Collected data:
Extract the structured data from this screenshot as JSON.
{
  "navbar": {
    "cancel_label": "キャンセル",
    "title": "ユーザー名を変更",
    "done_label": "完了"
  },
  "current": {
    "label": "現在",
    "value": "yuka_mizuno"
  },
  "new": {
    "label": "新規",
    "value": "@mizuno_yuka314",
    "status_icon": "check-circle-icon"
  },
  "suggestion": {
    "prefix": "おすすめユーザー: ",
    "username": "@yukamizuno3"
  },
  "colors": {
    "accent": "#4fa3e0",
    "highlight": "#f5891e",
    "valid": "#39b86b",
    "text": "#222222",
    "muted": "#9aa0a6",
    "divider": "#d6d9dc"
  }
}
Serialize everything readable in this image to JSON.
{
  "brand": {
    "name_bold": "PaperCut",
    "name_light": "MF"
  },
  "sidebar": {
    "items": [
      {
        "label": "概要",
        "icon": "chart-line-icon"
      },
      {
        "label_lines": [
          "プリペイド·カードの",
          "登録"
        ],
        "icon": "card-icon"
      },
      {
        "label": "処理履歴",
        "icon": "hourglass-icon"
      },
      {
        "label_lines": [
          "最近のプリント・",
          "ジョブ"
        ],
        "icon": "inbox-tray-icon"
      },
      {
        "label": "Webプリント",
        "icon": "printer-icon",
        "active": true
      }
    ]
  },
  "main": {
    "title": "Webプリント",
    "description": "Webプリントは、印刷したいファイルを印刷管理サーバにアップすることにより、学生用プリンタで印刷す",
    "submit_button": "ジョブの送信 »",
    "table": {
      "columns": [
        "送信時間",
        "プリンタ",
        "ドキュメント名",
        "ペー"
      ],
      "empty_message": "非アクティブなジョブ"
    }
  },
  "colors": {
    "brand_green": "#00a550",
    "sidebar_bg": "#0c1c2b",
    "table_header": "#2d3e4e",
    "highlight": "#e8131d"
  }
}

Exercise:
Repeat the material above in full, keeping every word.

Solution to this exercise:
Extract the structured data from this screenshot as JSON.
{
  "navbar": {
    "cancel_label": "キャンセル",
    "title": "ユーザー名を変更",
    "done_label": "完了"
  },
  "current": {
    "label": "現在",
    "value": "yuka_mizuno"
  },
  "new": {
    "label": "新規",
    "value": "@mizuno_yuka314",
    "status_icon": "check-circle-icon"
  },
  "suggestion": {
    "prefix": "おすすめユーザー: ",
    "username": "@yukamizuno3"
  },
  "colors": {
    "accent": "#4fa3e0",
    "highlight": "#f5891e",
    "valid": "#39b86b",
    "text": "#222222",
    "muted": "#9aa0a6",
    "divider": "#d6d9dc"
  }
}
Serialize everything readable in this image to JSON.
{
  "brand": {
    "name_bold": "PaperCut",
    "name_light": "MF"
  },
  "sidebar": {
    "items": [
      {
        "label": "概要",
        "icon": "chart-line-icon"
      },
      {
        "label_lines": [
          "プリペイド·カードの",
          "登録"
        ],
        "icon": "card-icon"
      },
      {
        "label": "処理履歴",
        "icon": "hourglass-icon"
      },
      {
        "label_lines": [
          "最近のプリント・",
          "ジョブ"
        ],
        "icon": "inbox-tray-icon"
      },
      {
        "label": "Webプリント",
        "icon": "printer-icon",
        "active": true
      }
    ]
  },
  "main": {
    "title": "Webプリント",
    "description": "Webプリントは、印刷したいファイルを印刷管理サーバにアップすることにより、学生用プリンタで印刷す",
    "submit_button": "ジョブの送信 »",
    "table": {
      "columns": [
        "送信時間",
        "プリンタ",
        "ドキュメント名",
        "ペー"
      ],
      "empty_message": "非アクティブなジョブ"
    }
  },
  "colors": {
    "brand_green": "#00a550",
    "sidebar_bg": "#0c1c2b",
    "table_header": "#2d3e4e",
    "highlight": "#e8131d"
  }
}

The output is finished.